'''

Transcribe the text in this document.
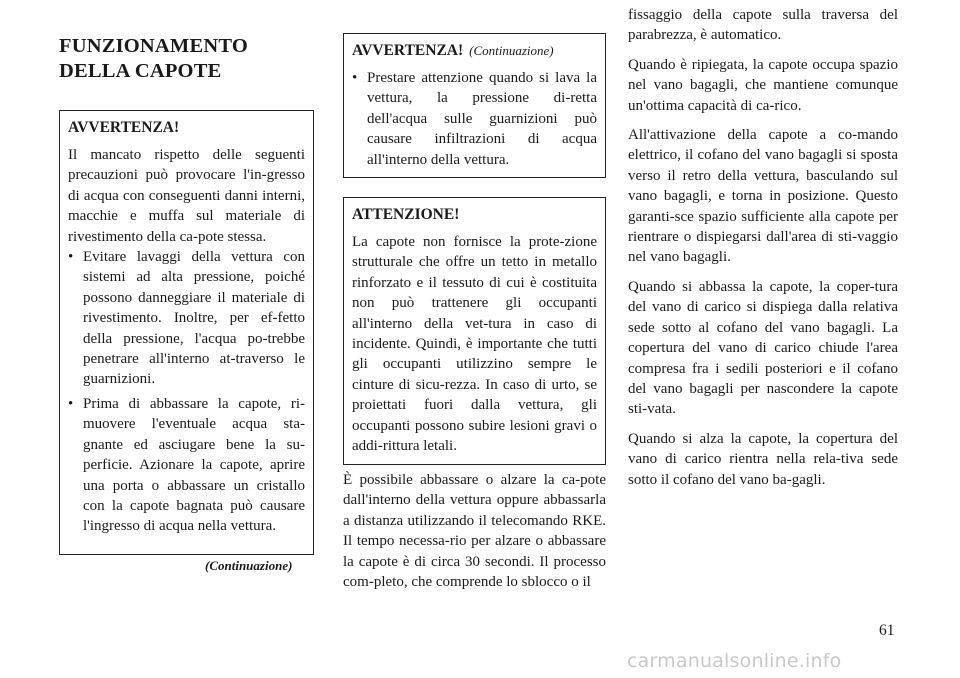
FUNZIONAMENTO
DELLA CAPOTE
AVVERTENZA!

Il mancato rispetto delle seguenti precauzioni può provocare l'in-gresso di acqua con conseguenti danni interni, macchie e muffa sul materiale di rivestimento della ca-pote stessa.

• Evitare lavaggi della vettura con sistemi ad alta pressione, poiché possono danneggiare il materiale di rivestimento. Inoltre, per ef-fetto della pressione, l'acqua po-trebbe penetrare all'interno at-traverso le guarnizioni.
• Prima di abbassare la capote, ri-muovere l'eventuale acqua sta-gnante ed asciugare bene la su-perficie. Azionare la capote, aprire una porta o abbassare un cristallo con la capote bagnata può causare l'ingresso di acqua nella vettura.
(Continuazione)
AVVERTENZA! (Continuazione)
• Prestare attenzione quando si lava la vettura, la pressione di-retta dell'acqua sulle guarnizioni può causare infiltrazioni di acqua all'interno della vettura.
ATTENZIONE!

La capote non fornisce la prote-zione strutturale che offre un tetto in metallo rinforzato e il tessuto di cui è costituita non può trattenere gli occupanti all'interno della vet-tura in caso di incidente. Quindi, è importante che tutti gli occupanti utilizzino sempre le cinture di sicu-rezza. In caso di urto, se proiettati fuori dalla vettura, gli occupanti possono subire lesioni gravi o addi-rittura letali.

È possibile abbassare o alzare la ca-pote dall'interno della vettura oppure abbassarla a distanza utilizzando il telecomando RKE. Il tempo necessa-rio per alzare o abbassare la capote è di circa 30 secondi. Il processo com-pleto, che comprende lo sblocco o il

fissaggio della capote sulla traversa del parabrezza, è automatico.

Quando è ripiegata, la capote occupa spazio nel vano bagagli, che mantiene comunque un'ottima capacità di ca-rico.

All'attivazione della capote a co-mando elettrico, il cofano del vano bagagli si sposta verso il retro della vettura, basculando sul vano bagagli, e torna in posizione. Questo garanti-sce spazio sufficiente alla capote per rientrare o dispiegarsi dall'area di sti-vaggio nel vano bagagli.

Quando si abbassa la capote, la coper-tura del vano di carico si dispiega dalla relativa sede sotto al cofano del vano bagagli. La copertura del vano di carico chiude l'area compresa fra i sedili posteriori e il cofano del vano bagagli per nascondere la capote sti-vata.

Quando si alza la capote, la copertura del vano di carico rientra nella rela-tiva sede sotto il cofano del vano ba-gagli.

61
carmanualsonline.info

'''

## Goal
Report only the number of lines in the data above that contain "vettura".

## Reply
6